__AIM OF THE TASK__: Tell how many lines carry the word "text"; the reply is the number and nothing else.
==========
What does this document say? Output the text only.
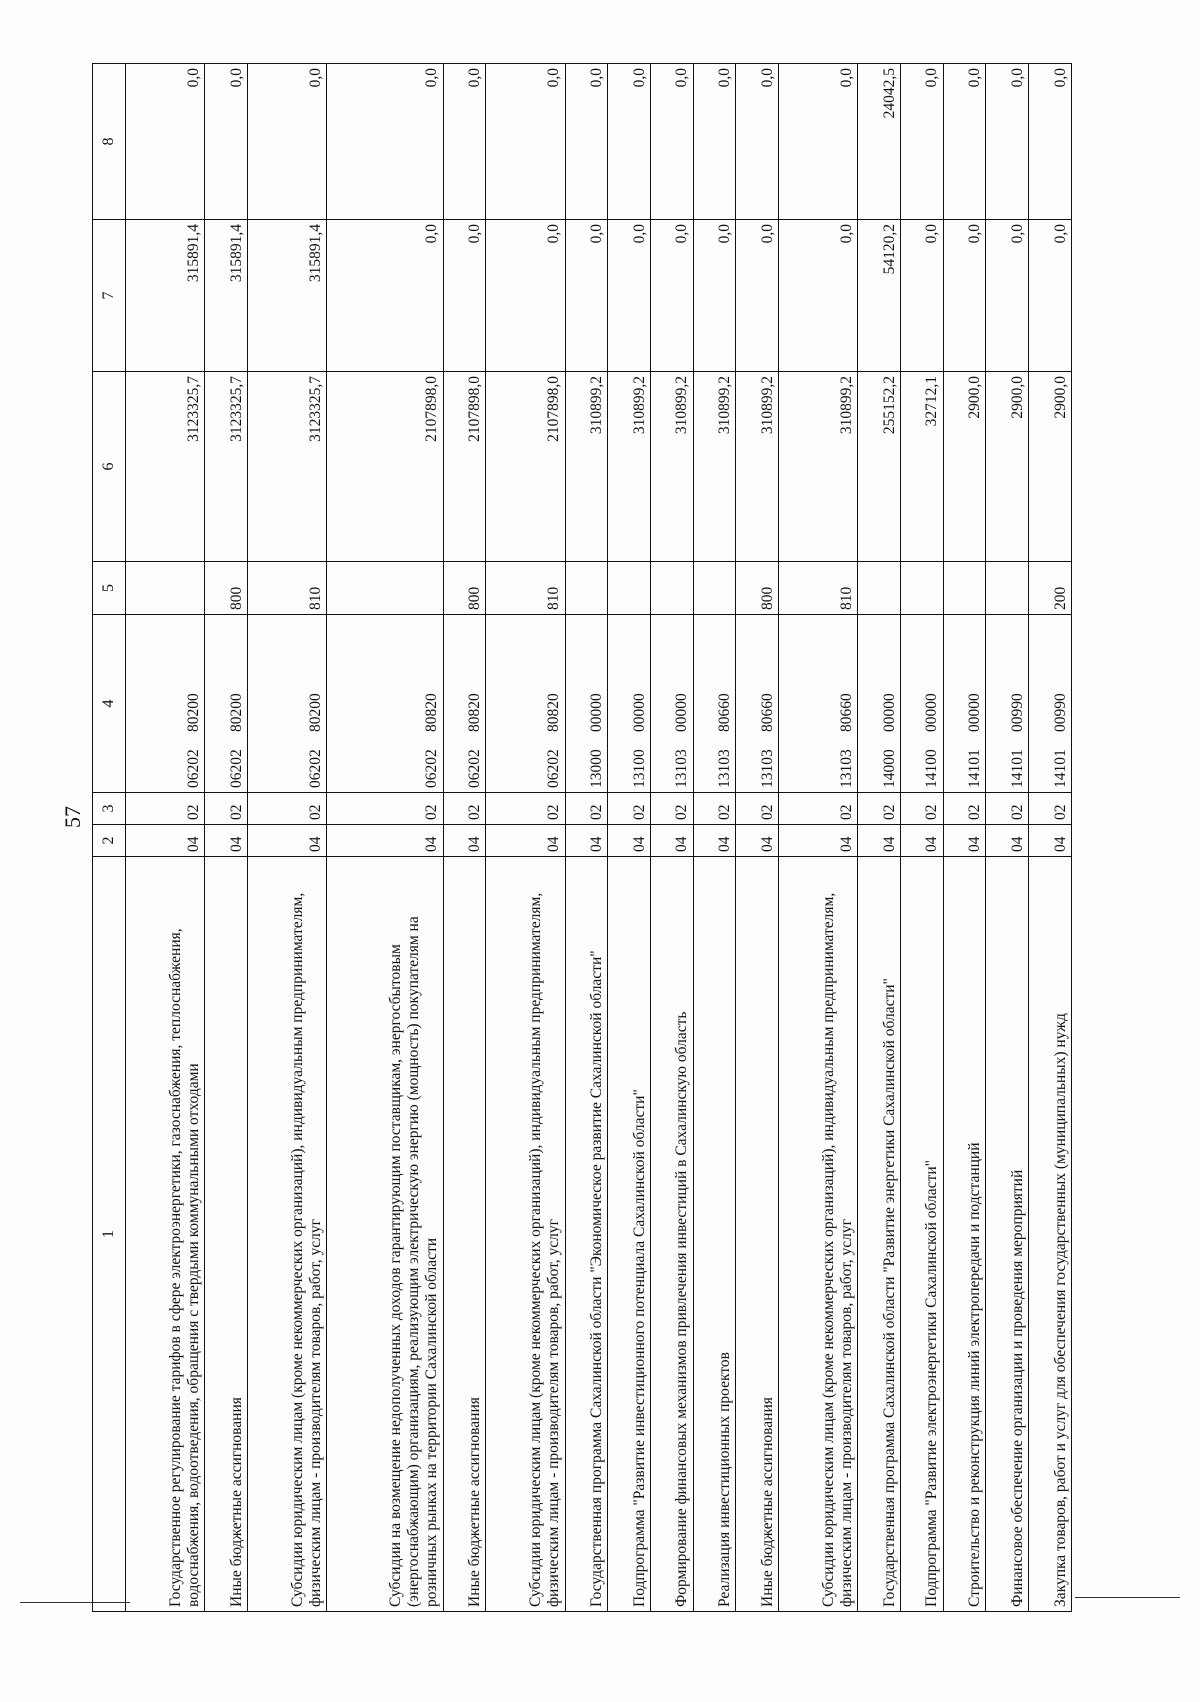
57
1	2	3	4	5	6	7	8
Государственное регулирование тарифов в сфере электроэнергетики, газоснабжения, теплоснабжения, водоснабжения, водоотведения, обращения с твердыми коммунальными отходами	04	02	0620280200		3123325,7	315891,4	0,0
Иные бюджетные ассигнования	04	02	0620280200	800	3123325,7	315891,4	0,0
Субсидии юридическим лицам (кроме некоммерческих организаций), индивидуальным предпринимателям, физическим лицам - производителям товаров, работ, услуг	04	02	0620280200	810	3123325,7	315891,4	0,0
Субсидии на возмещение недополученных доходов гарантирующим поставщикам, энергосбытовым (энергоснабжающим) организациям, реализующим электрическую энергию (мощность) покупателям на розничных рынках на территории Сахалинской области	04	02	0620280820		2107898,0	0,0	0,0
Иные бюджетные ассигнования	04	02	0620280820	800	2107898,0	0,0	0,0
Субсидии юридическим лицам (кроме некоммерческих организаций), индивидуальным предпринимателям, физическим лицам - производителям товаров, работ, услуг	04	02	0620280820	810	2107898,0	0,0	0,0
Государственная программа Сахалинской области "Экономическое развитие Сахалинской области"	04	02	1300000000		310899,2	0,0	0,0
Подпрограмма "Развитие инвестиционного потенциала Сахалинской области"	04	02	1310000000		310899,2	0,0	0,0
Формирование финансовых механизмов привлечения инвестиций в Сахалинскую область	04	02	1310300000		310899,2	0,0	0,0
Реализация инвестиционных проектов	04	02	1310380660		310899,2	0,0	0,0
Иные бюджетные ассигнования	04	02	1310380660	800	310899,2	0,0	0,0
Субсидии юридическим лицам (кроме некоммерческих организаций), индивидуальным предпринимателям, физическим лицам - производителям товаров, работ, услуг	04	02	1310380660	810	310899,2	0,0	0,0
Государственная программа Сахалинской области "Развитие энергетики Сахалинской области"	04	02	1400000000		255152,2	54120,2	24042,5
Подпрограмма "Развитие электроэнергетики Сахалинской области"	04	02	1410000000		32712,1	0,0	0,0
Строительство и реконструкция линий электропередачи и подстанций	04	02	1410100000		2900,0	0,0	0,0
Финансовое обеспечение организации и проведения мероприятий	04	02	1410100990		2900,0	0,0	0,0
Закупка товаров, работ и услуг для обеспечения государственных (муниципальных) нужд	04	02	1410100990	200	2900,0	0,0	0,0
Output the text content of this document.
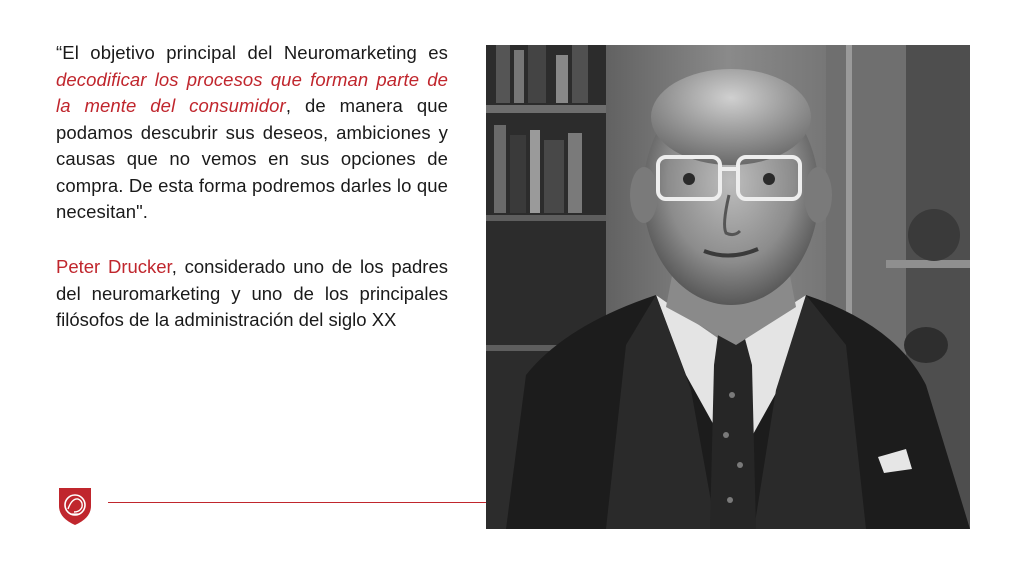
“El objetivo principal del Neuromarketing es decodificar los procesos que forman parte de la mente del consumidor, de manera que podamos descubrir sus deseos, ambiciones y causas que no vemos en sus opciones de compra. De esta forma podremos darles lo que necesitan".

Peter Drucker, considerado uno de los padres del neuromarketing y uno de los principales filósofos de la administración del siglo XX
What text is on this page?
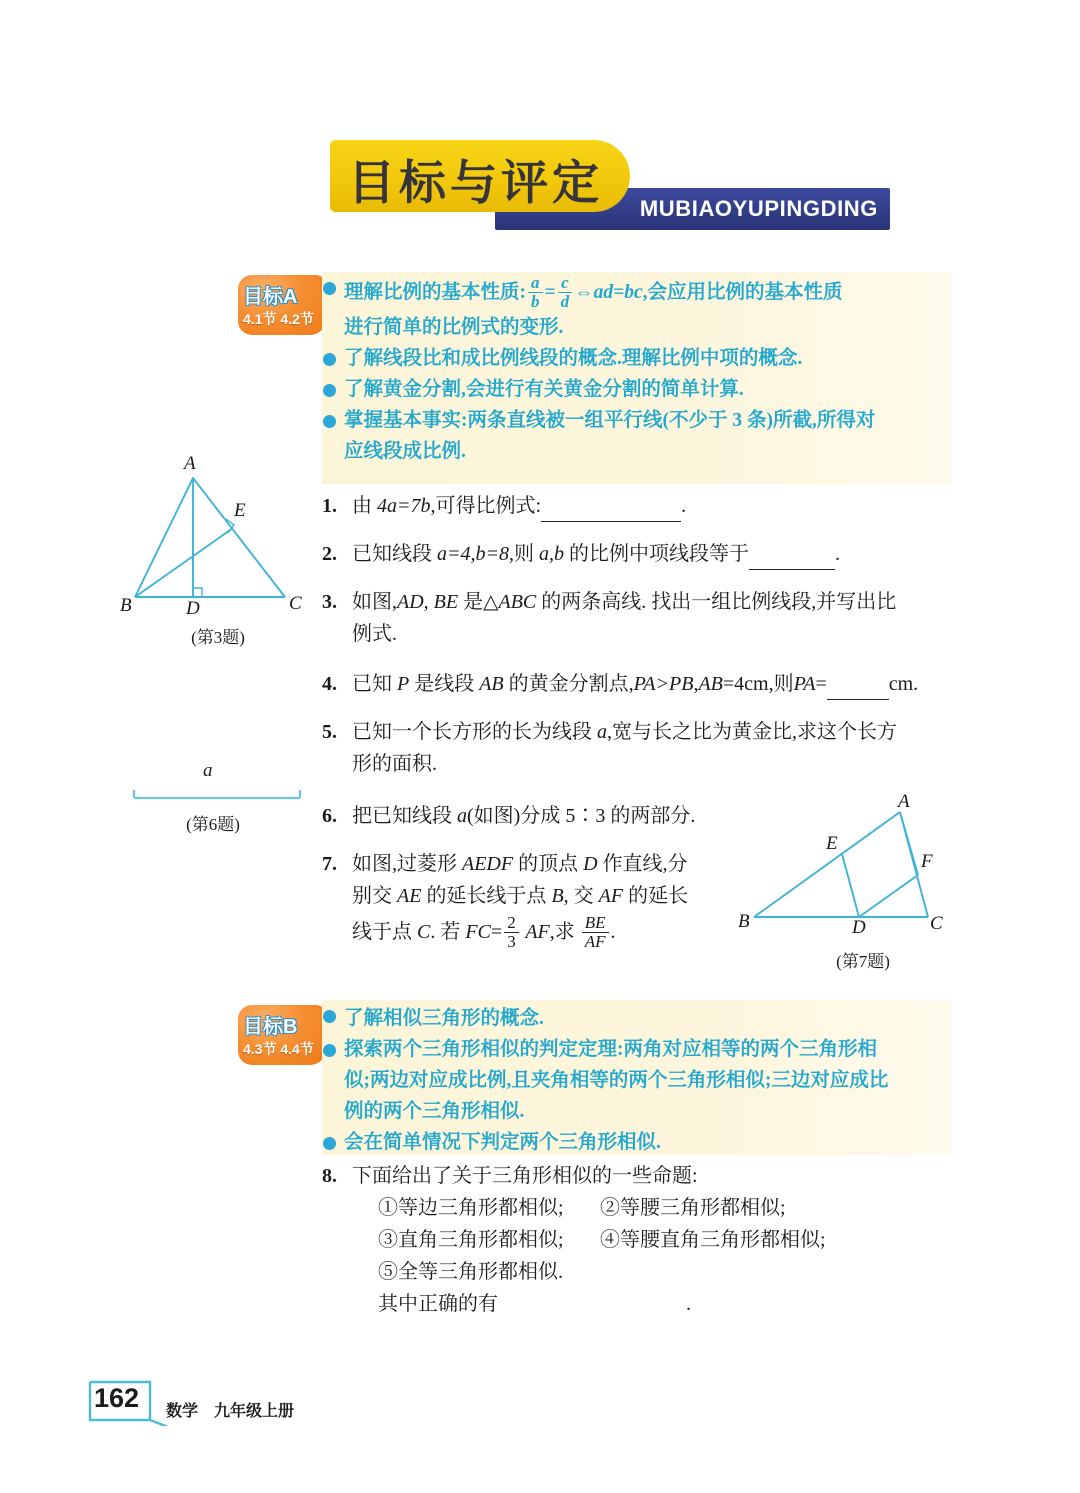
MUBIAOYUPINGDING
目标与评定
目标A
4.1节 4.2节
理解比例的基本性质: $\frac{a}{b} = \frac{c}{d}$ ⇔ad=bc,会应用比例的基本性质
进行简单的比例式的变形.
了解线段比和成比例线段的概念.理解比例中项的概念.
了解黄金分割,会进行有关黄金分割的简单计算.
掌握基本事实:两条直线被一组平行线(不少于 3 条)所截,所得对
应线段成比例.
A
B	C
D
E
(第3题)
a
(第6题)
A
B	C
D
E
F
(第7题)
1. 由 4a=7b,可得比例式:	.
2. 已知线段 a=4,b=8,则 a,b 的比例中项线段等于	.
3. 如图,AD, BE 是△ABC 的两条高线. 找出一组比例线段,并写出比
例式.
4. 已知 P 是线段 AB 的黄金分割点,PA>PB,AB=4cm,则PA=	cm.
5. 已知一个长方形的长为线段 a,宽与长之比为黄金比,求这个长方
形的面积.
6. 把已知线段 a(如图)分成 5∶3 的两部分.
7. 如图,过菱形 AEDF 的顶点 D 作直线,分
别交 AE 的延长线于点 B, 交 AF 的延长
线于点 C. 若 $FC= \frac{2}{3}$ AF,求 $\frac{BE}{AF}$ .
目标B
4.3节 4.4节
了解相似三角形的概念.
探索两个三角形相似的判定定理:两角对应相等的两个三角形相
似;两边对应成比例,且夹角相等的两个三角形相似;三边对应成比
例的两个三角形相似.
会在简单情况下判定两个三角形相似.
8. 下面给出了关于三角形相似的一些命题:
①等边三角形都相似; ②等腰三角形都相似;
③直角三角形都相似; ④等腰直角三角形都相似;
⑤全等三角形都相似.
其中正确的有	.
162 数学　九年级上册
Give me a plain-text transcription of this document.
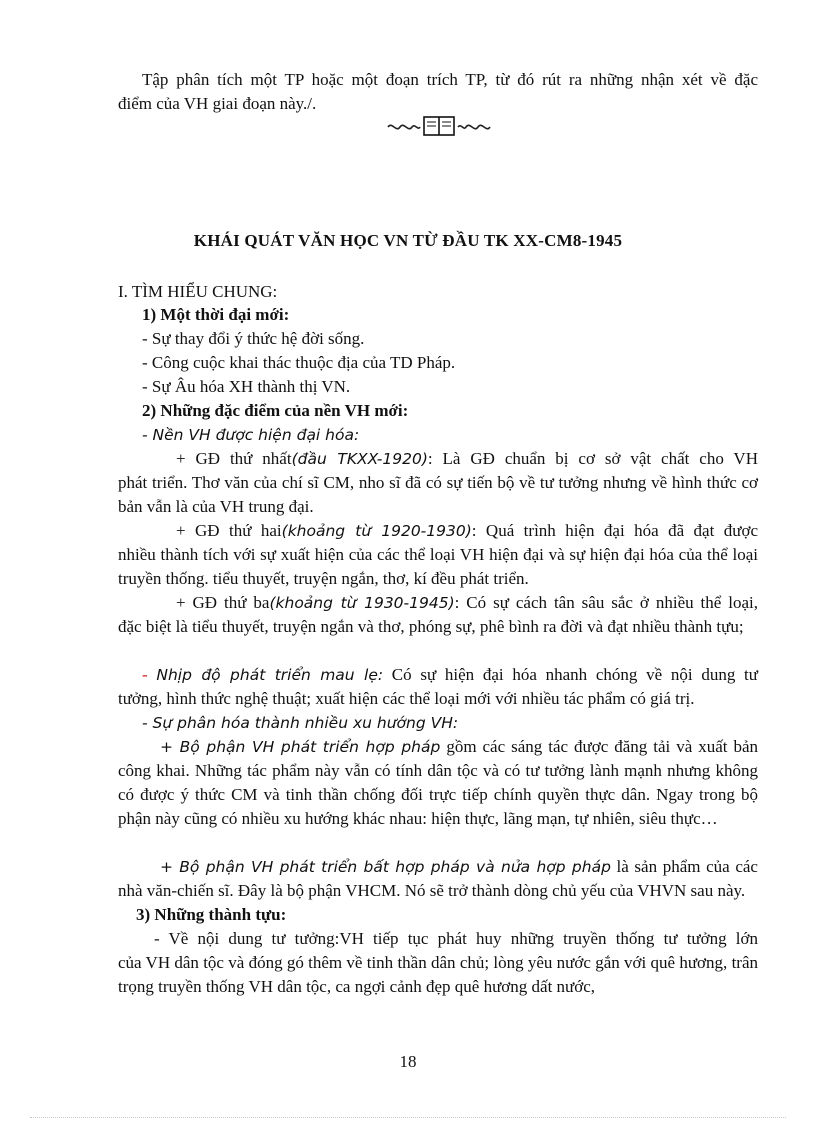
Tập phân tích một TP hoặc một đoạn trích TP, từ đó rút ra những nhận xét về đặc

điểm của VH giai đoạn này./.

KHÁI QUÁT VĂN HỌC VN TỪ ĐẦU TK XX-CM8-1945

I. TÌM HIỂU CHUNG:

1) Một thời đại mới:

- Sự thay đổi ý thức hệ đời sống.

- Công cuộc khai thác thuộc địa của TD Pháp.

- Sự Âu hóa XH thành thị VN.

2) Những đặc điểm của nền VH mới:

- Nền VH được hiện đại hóa:

+ GĐ thứ nhất(đầu TKXX-1920): Là GĐ chuẩn bị cơ sở vật chất cho VH

phát triển. Thơ văn của chí sĩ CM, nho sĩ đã có sự tiến bộ về tư tưởng nhưng về hình thức cơ bản vẫn là của VH trung đại.

+ GĐ thứ hai(khoảng từ 1920-1930): Quá trình hiện đại hóa đã đạt được

nhiều thành tích với sự xuất hiện của các thể loại VH hiện đại và sự hiện đại hóa của thể loại truyền thống. tiểu thuyết, truyện ngắn, thơ, kí đều phát triển.

+ GĐ thứ ba(khoảng từ 1930-1945): Có sự cách tân sâu sắc ở nhiều thể loại,

đặc biệt là tiểu thuyết, truyện ngắn và thơ, phóng sự, phê bình ra đời và đạt nhiều thành tựu;

- Nhịp độ phát triển mau lẹ: Có sự hiện đại hóa nhanh chóng về nội dung tư

tưởng, hình thức nghệ thuật; xuất hiện các thể loại mới với nhiều tác phẩm có giá trị.

- Sự phân hóa thành nhiều xu hướng VH:

+ Bộ phận VH phát triển hợp pháp gồm các sáng tác được đăng tải và xuất bản

công khai. Những tác phẩm này vẫn có tính dân tộc và có tư tưởng lành mạnh nhưng không có được ý thức CM và tinh thần chống đối trực tiếp chính quyền thực dân. Ngay trong bộ phận này cũng có nhiều xu hướng khác nhau: hiện thực, lãng mạn, tự nhiên, siêu thực…

+ Bộ phận VH phát triển bất hợp pháp và nửa hợp pháp là sản phẩm của các

nhà văn-chiến sĩ. Đây là bộ phận VHCM. Nó sẽ trở thành dòng chủ yếu của VHVN sau này.

3) Những thành tựu:

- Về nội dung tư tưởng:VH tiếp tục phát huy những truyền thống tư tưởng lớn

của VH dân tộc và đóng gó thêm về tinh thần dân chủ; lòng yêu nước gắn với quê hương, trân trọng truyền thống VH dân tộc, ca ngợi cảnh đẹp quê hương dất nước,

18
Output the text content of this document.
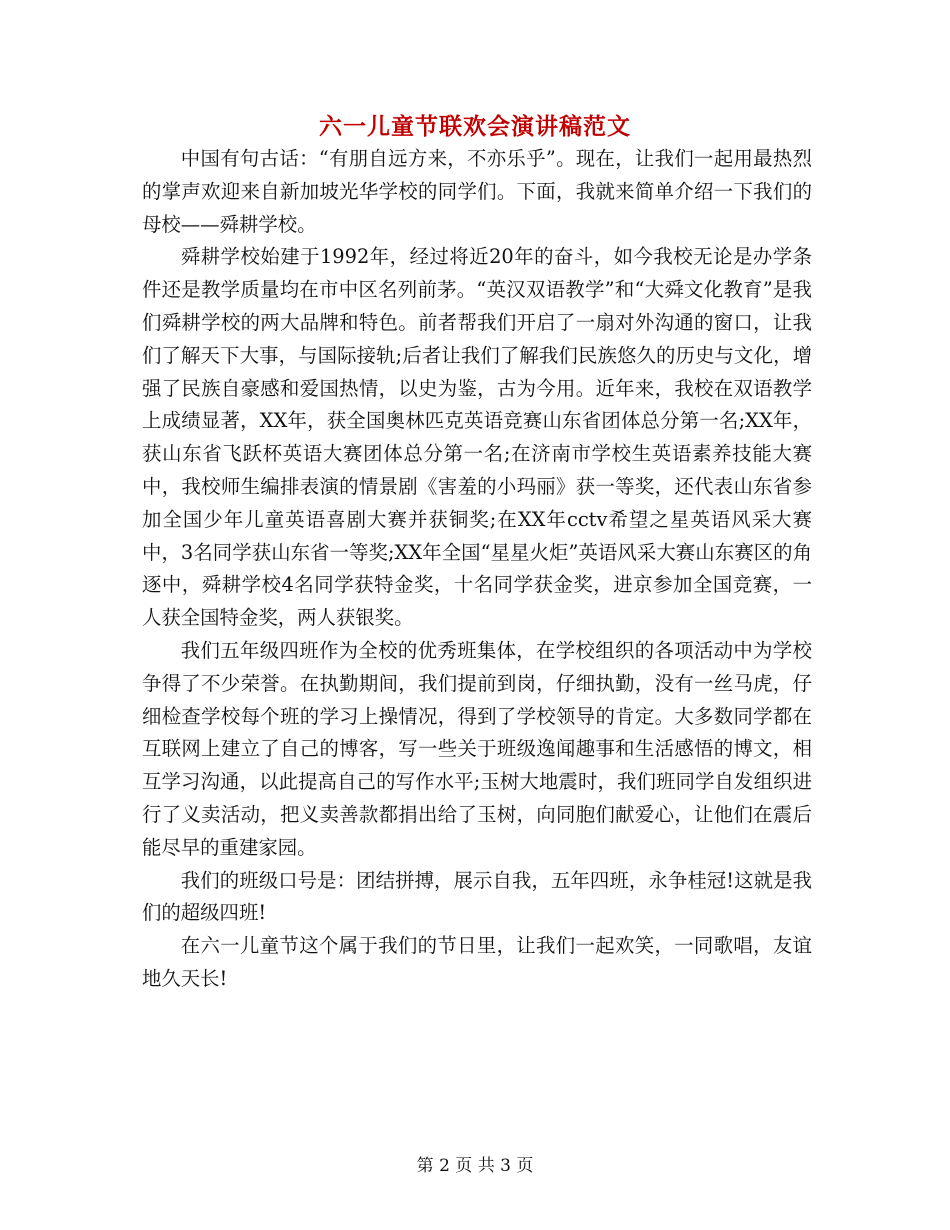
六一儿童节联欢会演讲稿范文

中国有句古话：“有朋自远方来，不亦乐乎”。现在，让我们一起用最热烈的掌声欢迎来自新加坡光华学校的同学们。下面，我就来简单介绍一下我们的母校——舜耕学校。

舜耕学校始建于1992年，经过将近20年的奋斗，如今我校无论是办学条件还是教学质量均在市中区名列前茅。“英汉双语教学”和“大舜文化教育”是我们舜耕学校的两大品牌和特色。前者帮我们开启了一扇对外沟通的窗口，让我们了解天下大事，与国际接轨;后者让我们了解我们民族悠久的历史与文化，增强了民族自豪感和爱国热情，以史为鉴，古为今用。近年来，我校在双语教学上成绩显著，XX年，获全国奥林匹克英语竞赛山东省团体总分第一名;XX年，获山东省飞跃杯英语大赛团体总分第一名;在济南市学校生英语素养技能大赛中，我校师生编排表演的情景剧《害羞的小玛丽》获一等奖，还代表山东省参加全国少年儿童英语喜剧大赛并获铜奖;在XX年cctv希望之星英语风采大赛中，3名同学获山东省一等奖;XX年全国“星星火炬”英语风采大赛山东赛区的角逐中，舜耕学校4名同学获特金奖，十名同学获金奖，进京参加全国竞赛，一人获全国特金奖，两人获银奖。

我们五年级四班作为全校的优秀班集体，在学校组织的各项活动中为学校争得了不少荣誉。在执勤期间，我们提前到岗，仔细执勤，没有一丝马虎，仔细检查学校每个班的学习上操情况，得到了学校领导的肯定。大多数同学都在互联网上建立了自己的博客，写一些关于班级逸闻趣事和生活感悟的博文，相互学习沟通，以此提高自己的写作水平;玉树大地震时，我们班同学自发组织进行了义卖活动，把义卖善款都捐出给了玉树，向同胞们献爱心，让他们在震后能尽早的重建家园。

我们的班级口号是：团结拼搏，展示自我，五年四班，永争桂冠!这就是我们的超级四班!

在六一儿童节这个属于我们的节日里，让我们一起欢笑，一同歌唱，友谊地久天长!

第 2 页 共 3 页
==========
__RESPONSE TO THIS TASK__: 5